Copy out the entries in full and with complete accuracy; pictures are excluded.

--- Start Entries ---

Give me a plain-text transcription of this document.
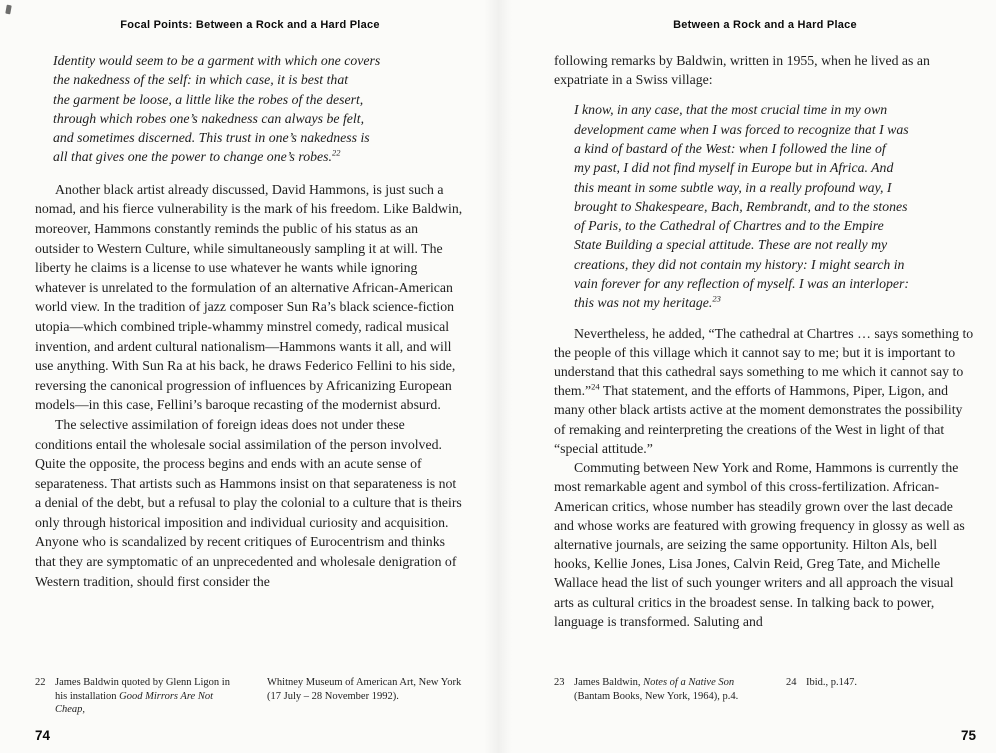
Focal Points: Between a Rock and a Hard Place
Identity would seem to be a garment with which one covers
the nakedness of the self: in which case, it is best that
the garment be loose, a little like the robes of the desert,
through which robes one’s nakedness can always be felt,
and sometimes discerned. This trust in one’s nakedness is
all that gives one the power to change one’s robes.$^{22}$

Another black artist already discussed, David Hammons, is just such a nomad, and his fierce vulnerability is the mark of his freedom. Like Baldwin, moreover, Hammons constantly reminds the public of his status as an outsider to Western Culture, while simultaneously sampling it at will. The liberty he claims is a license to use whatever he wants while ignoring whatever is unrelated to the formulation of an alternative African-American world view. In the tradition of jazz composer Sun Ra’s black science-fiction utopia—which combined triple-whammy minstrel comedy, radical musical invention, and ardent cultural nationalism—Hammons wants it all, and will use anything. With Sun Ra at his back, he draws Federico Fellini to his side, reversing the canonical progression of influences by Africanizing European models—in this case, Fellini’s baroque recasting of the modernist absurd.

The selective assimilation of foreign ideas does not under these conditions entail the wholesale social assimilation of the person involved. Quite the opposite, the process begins and ends with an acute sense of separateness. That artists such as Hammons insist on that separateness is not a denial of the debt, but a refusal to play the colonial to a culture that is theirs only through historical imposition and individual curiosity and acquisition. Anyone who is scandalized by recent critiques of Eurocentrism and thinks that they are symptomatic of an unprecedented and wholesale denigration of Western tradition, should first consider the

22 James Baldwin quoted by Glenn Ligon in his installation Good Mirrors Are Not Cheap,
Whitney Museum of American Art, New York (17 July – 28 November 1992).
74
Between a Rock and a Hard Place

following remarks by Baldwin, written in 1955, when he lived as an expatriate in a Swiss village:

I know, in any case, that the most crucial time in my own
development came when I was forced to recognize that I was
a kind of bastard of the West: when I followed the line of
my past, I did not find myself in Europe but in Africa. And
this meant in some subtle way, in a really profound way, I
brought to Shakespeare, Bach, Rembrandt, and to the stones
of Paris, to the Cathedral of Chartres and to the Empire
State Building a special attitude. These are not really my
creations, they did not contain my history: I might search in
vain forever for any reflection of myself. I was an interloper:
this was not my heritage.$^{23}$

Nevertheless, he added, “The cathedral at Chartres … says something to the people of this village which it cannot say to me; but it is important to understand that this cathedral says something to me which it cannot say to them.”$^{24}$ That statement, and the efforts of Hammons, Piper, Ligon, and many other black artists active at the moment demonstrates the possibility of remaking and reinterpreting the creations of the West in light of that “special attitude.”

Commuting between New York and Rome, Hammons is currently the most remarkable agent and symbol of this cross-fertilization. African-American critics, whose number has steadily grown over the last decade and whose works are featured with growing frequency in glossy as well as alternative journals, are seizing the same opportunity. Hilton Als, bell hooks, Kellie Jones, Lisa Jones, Calvin Reid, Greg Tate, and Michelle Wallace head the list of such younger writers and all approach the visual arts as cultural critics in the broadest sense. In talking back to power, language is transformed. Saluting and

23 James Baldwin, Notes of a Native Son (Bantam Books, New York, 1964), p.4.
24 Ibid., p.147.
75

--- End Entries ---

§ Exercise response
Give me a plain-text transcription of this document.
Focal Points: Between a Rock and a Hard Place
Identity would seem to be a garment with which one covers
the nakedness of the self: in which case, it is best that
the garment be loose, a little like the robes of the desert,
through which robes one’s nakedness can always be felt,
and sometimes discerned. This trust in one’s nakedness is
all that gives one the power to change one’s robes.$^{22}$

Another black artist already discussed, David Hammons, is just such a nomad, and his fierce vulnerability is the mark of his freedom. Like Baldwin, moreover, Hammons constantly reminds the public of his status as an outsider to Western Culture, while simultaneously sampling it at will. The liberty he claims is a license to use whatever he wants while ignoring whatever is unrelated to the formulation of an alternative African-American world view. In the tradition of jazz composer Sun Ra’s black science-fiction utopia—which combined triple-whammy minstrel comedy, radical musical invention, and ardent cultural nationalism—Hammons wants it all, and will use anything. With Sun Ra at his back, he draws Federico Fellini to his side, reversing the canonical progression of influences by Africanizing European models—in this case, Fellini’s baroque recasting of the modernist absurd.

The selective assimilation of foreign ideas does not under these conditions entail the wholesale social assimilation of the person involved. Quite the opposite, the process begins and ends with an acute sense of separateness. That artists such as Hammons insist on that separateness is not a denial of the debt, but a refusal to play the colonial to a culture that is theirs only through historical imposition and individual curiosity and acquisition. Anyone who is scandalized by recent critiques of Eurocentrism and thinks that they are symptomatic of an unprecedented and wholesale denigration of Western tradition, should first consider the

22 James Baldwin quoted by Glenn Ligon in his installation Good Mirrors Are Not Cheap,
Whitney Museum of American Art, New York (17 July – 28 November 1992).
74
Between a Rock and a Hard Place

following remarks by Baldwin, written in 1955, when he lived as an expatriate in a Swiss village:

I know, in any case, that the most crucial time in my own
development came when I was forced to recognize that I was
a kind of bastard of the West: when I followed the line of
my past, I did not find myself in Europe but in Africa. And
this meant in some subtle way, in a really profound way, I
brought to Shakespeare, Bach, Rembrandt, and to the stones
of Paris, to the Cathedral of Chartres and to the Empire
State Building a special attitude. These are not really my
creations, they did not contain my history: I might search in
vain forever for any reflection of myself. I was an interloper:
this was not my heritage.$^{23}$

Nevertheless, he added, “The cathedral at Chartres … says something to the people of this village which it cannot say to me; but it is important to understand that this cathedral says something to me which it cannot say to them.”$^{24}$ That statement, and the efforts of Hammons, Piper, Ligon, and many other black artists active at the moment demonstrates the possibility of remaking and reinterpreting the creations of the West in light of that “special attitude.”

Commuting between New York and Rome, Hammons is currently the most remarkable agent and symbol of this cross-fertilization. African-American critics, whose number has steadily grown over the last decade and whose works are featured with growing frequency in glossy as well as alternative journals, are seizing the same opportunity. Hilton Als, bell hooks, Kellie Jones, Lisa Jones, Calvin Reid, Greg Tate, and Michelle Wallace head the list of such younger writers and all approach the visual arts as cultural critics in the broadest sense. In talking back to power, language is transformed. Saluting and

23 James Baldwin, Notes of a Native Son (Bantam Books, New York, 1964), p.4.
24 Ibid., p.147.
75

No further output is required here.